The maxNumTasks query parameter determines the maximum number of tasks your query will use, including the one query_controller task. Generally, queries perform better with more workers. The lowest possible value of maxNumTasks is two (one worker and one controller). Do not set this higher than the number of free slots available in your cluster; doing so will result in a TaskStartTimeout error.

When reading external data, EXTERN can read multiple files in parallel across different worker tasks. However, EXTERN does not split individual files across multiple worker tasks. If you have a small number of very large input files, you can increase query parallelism by splitting up your input files.

The druid.worker.capacity server property on each Middle Manager determines the maximum number of worker tasks that can run on each server at once. Worker tasks run single-threaded, which also determines the maximum number of processors on the server that can contribute towards multi-stage queries.

Memory usage

Increasing the amount of available memory can improve performance in certain cases:

  • Segment generation becomes more efficient when data doesn't spill to disk as often.
  • Sorting stage output data becomes more efficient since available memory affects the number of required sorting passes.

Worker tasks use both JVM heap memory and off-heap ("direct") memory.

On Peons launched by Middle Managers, the bulk of the JVM heap (75%, less any space used by lookups) is split up into two bundles of equal size: one processor bundle and one worker bundle. Each one comprises 37.5% of the available JVM heap, less any space used by lookups.

Depending on the type of query, controller and worker tasks may use sketches for determining partition boundaries. The heap footprint of these sketches is capped at 10% of available memory, or 300 MB, whichever is lower.

The processor memory bundle is used for query processing and segment generation. Each processor bundle must also provides space to buffer I/O between stages. Specifically, each downstream stage requires 1 MB of buffer space for each upstream worker. For example, if you have 100 workers running in stage 0, and stage 1 reads from stage 0, then each worker in stage 1 requires 1M * 100 = 100 MB of memory for frame buffers.

The worker memory bundle is used for sorting stage output data prior to shuffle. Workers can sort more data than fits in memory; in this case, they will switch to using disk.

Worker tasks also use off-heap ("direct") memory. Set the amount of direct memory available (-XX:MaxDirectMemorySize) to at least (druid.processing.numThreads + 1) * druid.processing.buffer.sizeBytes. Increasing the amount of direct memory available beyond the minimum does not speed up processing.

Disk usage

Worker tasks use local disk for four purposes:

  • Temporary copies of input data. Each temporary file is deleted before the next one is read. You only need enough temporary disk space to store one input file at a time per task.
  • Temporary data related to segment generation. You only need enough temporary disk space to store one segments' worth of data at a time per task. This is generally less than 2 GB per task.
  • External sort of data prior to shuffle. Requires enough space to store a compressed copy of the entire output dataset for a task.
  • Storing stage output data during a shuffle. Requires enough space to store a compressed copy of the entire output dataset for a task.

Workers use the task working directory, given by druid.indexer.task.baseDir, for these items. It is important that this directory has enough space available for these purposes.

#### [Dataset content]

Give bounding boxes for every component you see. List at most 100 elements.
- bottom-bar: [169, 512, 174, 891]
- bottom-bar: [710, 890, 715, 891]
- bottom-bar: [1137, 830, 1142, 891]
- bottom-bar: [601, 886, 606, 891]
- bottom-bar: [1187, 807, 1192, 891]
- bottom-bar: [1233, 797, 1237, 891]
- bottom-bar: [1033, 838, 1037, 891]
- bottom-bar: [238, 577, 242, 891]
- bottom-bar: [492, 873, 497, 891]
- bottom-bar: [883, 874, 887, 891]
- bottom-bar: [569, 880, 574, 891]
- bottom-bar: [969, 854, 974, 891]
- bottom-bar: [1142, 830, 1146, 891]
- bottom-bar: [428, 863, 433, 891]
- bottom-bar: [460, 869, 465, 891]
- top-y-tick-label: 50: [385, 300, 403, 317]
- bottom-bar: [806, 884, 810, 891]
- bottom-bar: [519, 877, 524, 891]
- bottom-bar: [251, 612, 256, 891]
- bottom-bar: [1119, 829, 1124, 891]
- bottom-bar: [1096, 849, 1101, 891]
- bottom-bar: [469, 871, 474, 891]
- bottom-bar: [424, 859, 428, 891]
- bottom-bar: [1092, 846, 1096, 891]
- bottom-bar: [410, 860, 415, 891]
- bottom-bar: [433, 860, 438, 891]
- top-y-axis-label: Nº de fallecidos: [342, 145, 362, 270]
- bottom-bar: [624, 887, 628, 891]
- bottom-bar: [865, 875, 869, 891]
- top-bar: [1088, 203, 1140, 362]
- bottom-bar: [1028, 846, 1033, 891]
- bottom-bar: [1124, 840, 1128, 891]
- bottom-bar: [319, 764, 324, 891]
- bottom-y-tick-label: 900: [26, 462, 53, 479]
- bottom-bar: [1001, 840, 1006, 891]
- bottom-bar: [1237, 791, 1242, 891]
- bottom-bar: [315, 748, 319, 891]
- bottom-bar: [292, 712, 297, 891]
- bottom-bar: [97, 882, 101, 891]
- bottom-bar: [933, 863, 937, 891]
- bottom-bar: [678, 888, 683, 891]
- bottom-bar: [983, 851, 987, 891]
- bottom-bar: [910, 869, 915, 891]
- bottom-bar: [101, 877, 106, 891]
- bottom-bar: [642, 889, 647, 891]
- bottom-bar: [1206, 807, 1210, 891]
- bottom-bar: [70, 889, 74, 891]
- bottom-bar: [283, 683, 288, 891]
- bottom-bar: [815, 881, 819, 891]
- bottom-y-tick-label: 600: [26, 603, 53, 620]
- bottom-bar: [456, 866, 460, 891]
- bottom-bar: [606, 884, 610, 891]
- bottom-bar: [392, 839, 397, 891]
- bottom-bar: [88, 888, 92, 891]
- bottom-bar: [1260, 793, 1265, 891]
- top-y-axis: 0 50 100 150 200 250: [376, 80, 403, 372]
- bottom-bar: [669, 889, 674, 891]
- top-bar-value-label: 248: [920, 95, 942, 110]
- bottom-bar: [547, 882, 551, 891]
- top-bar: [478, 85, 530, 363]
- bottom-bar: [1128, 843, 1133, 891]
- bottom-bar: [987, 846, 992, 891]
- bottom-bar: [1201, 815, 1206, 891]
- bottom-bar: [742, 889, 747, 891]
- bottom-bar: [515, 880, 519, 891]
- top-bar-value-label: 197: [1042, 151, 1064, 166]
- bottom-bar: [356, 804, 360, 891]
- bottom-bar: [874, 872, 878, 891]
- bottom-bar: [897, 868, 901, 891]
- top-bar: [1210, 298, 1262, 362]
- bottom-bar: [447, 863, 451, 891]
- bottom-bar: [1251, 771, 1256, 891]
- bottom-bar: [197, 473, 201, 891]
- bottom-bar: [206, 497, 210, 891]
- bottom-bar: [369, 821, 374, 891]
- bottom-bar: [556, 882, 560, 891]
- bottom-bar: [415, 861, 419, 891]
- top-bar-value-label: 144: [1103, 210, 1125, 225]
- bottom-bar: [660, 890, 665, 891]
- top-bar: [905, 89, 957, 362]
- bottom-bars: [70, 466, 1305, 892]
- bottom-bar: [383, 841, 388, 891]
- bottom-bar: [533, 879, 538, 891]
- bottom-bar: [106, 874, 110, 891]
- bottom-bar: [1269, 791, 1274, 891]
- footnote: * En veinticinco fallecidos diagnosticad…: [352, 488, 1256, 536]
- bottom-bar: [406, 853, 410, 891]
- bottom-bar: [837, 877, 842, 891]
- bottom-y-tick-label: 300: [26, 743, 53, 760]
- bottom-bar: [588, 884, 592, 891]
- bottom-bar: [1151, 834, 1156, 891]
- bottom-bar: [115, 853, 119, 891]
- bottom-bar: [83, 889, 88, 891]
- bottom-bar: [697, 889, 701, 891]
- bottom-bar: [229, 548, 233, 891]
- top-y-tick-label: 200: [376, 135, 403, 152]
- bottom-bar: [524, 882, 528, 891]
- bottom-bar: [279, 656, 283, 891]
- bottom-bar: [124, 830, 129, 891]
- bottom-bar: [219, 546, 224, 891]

#### [Tasks]
1. Answer these questions from the text on multi-stage query tuning.
(a) What is the lowest possible value of maxNumTasks?
(b) What is the cap on the heap footprint of the sketches used for determining partition boundaries?
(c) Which property gives the task working directory that workers use for their local disk items?
2. Repeat word for word the part of the text on multi-stage query tuning starting with "Workers use the" and going on through "for these purposes.".

#### [Outputs for the tasks]
1.
(a) Two: one worker and one controller.
(b) 10% of available memory or 300 MB, whichever is lower.
(c) druid.indexer.task.baseDir.

2.
Workers use the task working directory, given by druid.indexer.task.baseDir, for these items. It is important that this directory has enough space available for these purposes.